**** EXERCISE DATA
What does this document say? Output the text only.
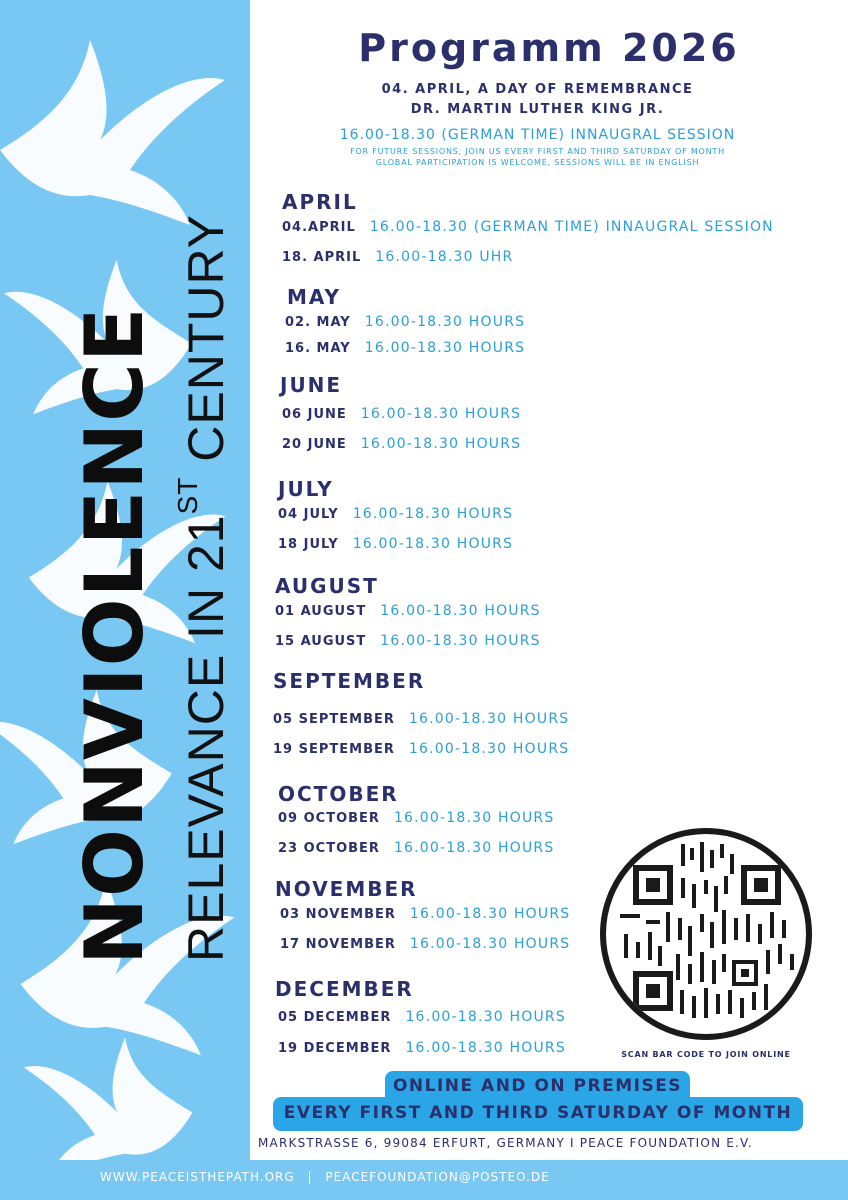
NONVIOLENCE RELEVANCE IN 21ST CENTURY
Programm 2026
04. APRIL, A DAY OF REMEMBRANCE
DR. MARTIN LUTHER KING JR.
16.00-18.30 (GERMAN TIME) INNAUGRAL SESSION
FOR FUTURE SESSIONS, JOIN US EVERY FIRST AND THIRD SATURDAY OF MONTH
GLOBAL PARTICIPATION IS WELCOME, SESSIONS WILL BE IN ENGLISH
APRIL
04.APRIL 16.00-18.30 (GERMAN TIME) INNAUGRAL SESSION
18. APRIL 16.00-18.30 UHR
MAY
02. MAY 16.00-18.30 HOURS
16. MAY 16.00-18.30 HOURS
JUNE
06 JUNE 16.00-18.30 HOURS
20 JUNE 16.00-18.30 HOURS
JULY
04 JULY 16.00-18.30 HOURS
18 JULY 16.00-18.30 HOURS
AUGUST
01 AUGUST 16.00-18.30 HOURS
15 AUGUST 16.00-18.30 HOURS
SEPTEMBER
05 SEPTEMBER 16.00-18.30 HOURS
19 SEPTEMBER 16.00-18.30 HOURS
OCTOBER
09 OCTOBER 16.00-18.30 HOURS
23 OCTOBER 16.00-18.30 HOURS
NOVEMBER
03 NOVEMBER 16.00-18.30 HOURS
17 NOVEMBER 16.00-18.30 HOURS
DECEMBER
05 DECEMBER 16.00-18.30 HOURS
19 DECEMBER 16.00-18.30 HOURS	SCAN BAR CODE TO JOIN ONLINE
ONLINE AND ON PREMISES
EVERY FIRST AND THIRD SATURDAY OF MONTH
MARKSTRASSE 6, 99084 ERFURT, GERMANY I PEACE FOUNDATION E.V.
WWW.PEACEISTHEPATH.ORG | PEACEFOUNDATION@POSTEO.DE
********
WORK REQUIRED: In the copy, include all records verbatim but no images.

EXERCISE ANSWER:
What does this document say? Output the text only.
NONVIOLENCE RELEVANCE IN 21ST CENTURY
Programm 2026
04. APRIL, A DAY OF REMEMBRANCE
DR. MARTIN LUTHER KING JR.
16.00-18.30 (GERMAN TIME) INNAUGRAL SESSION
FOR FUTURE SESSIONS, JOIN US EVERY FIRST AND THIRD SATURDAY OF MONTH
GLOBAL PARTICIPATION IS WELCOME, SESSIONS WILL BE IN ENGLISH
APRIL
04.APRIL 16.00-18.30 (GERMAN TIME) INNAUGRAL SESSION
18. APRIL 16.00-18.30 UHR
MAY
02. MAY 16.00-18.30 HOURS
16. MAY 16.00-18.30 HOURS
JUNE
06 JUNE 16.00-18.30 HOURS
20 JUNE 16.00-18.30 HOURS
JULY
04 JULY 16.00-18.30 HOURS
18 JULY 16.00-18.30 HOURS
AUGUST
01 AUGUST 16.00-18.30 HOURS
15 AUGUST 16.00-18.30 HOURS
SEPTEMBER
05 SEPTEMBER 16.00-18.30 HOURS
19 SEPTEMBER 16.00-18.30 HOURS
OCTOBER
09 OCTOBER 16.00-18.30 HOURS
23 OCTOBER 16.00-18.30 HOURS
NOVEMBER
03 NOVEMBER 16.00-18.30 HOURS
17 NOVEMBER 16.00-18.30 HOURS
DECEMBER
05 DECEMBER 16.00-18.30 HOURS
19 DECEMBER 16.00-18.30 HOURS	SCAN BAR CODE TO JOIN ONLINE
ONLINE AND ON PREMISES
EVERY FIRST AND THIRD SATURDAY OF MONTH
MARKSTRASSE 6, 99084 ERFURT, GERMANY I PEACE FOUNDATION E.V.
WWW.PEACEISTHEPATH.ORG | PEACEFOUNDATION@POSTEO.DE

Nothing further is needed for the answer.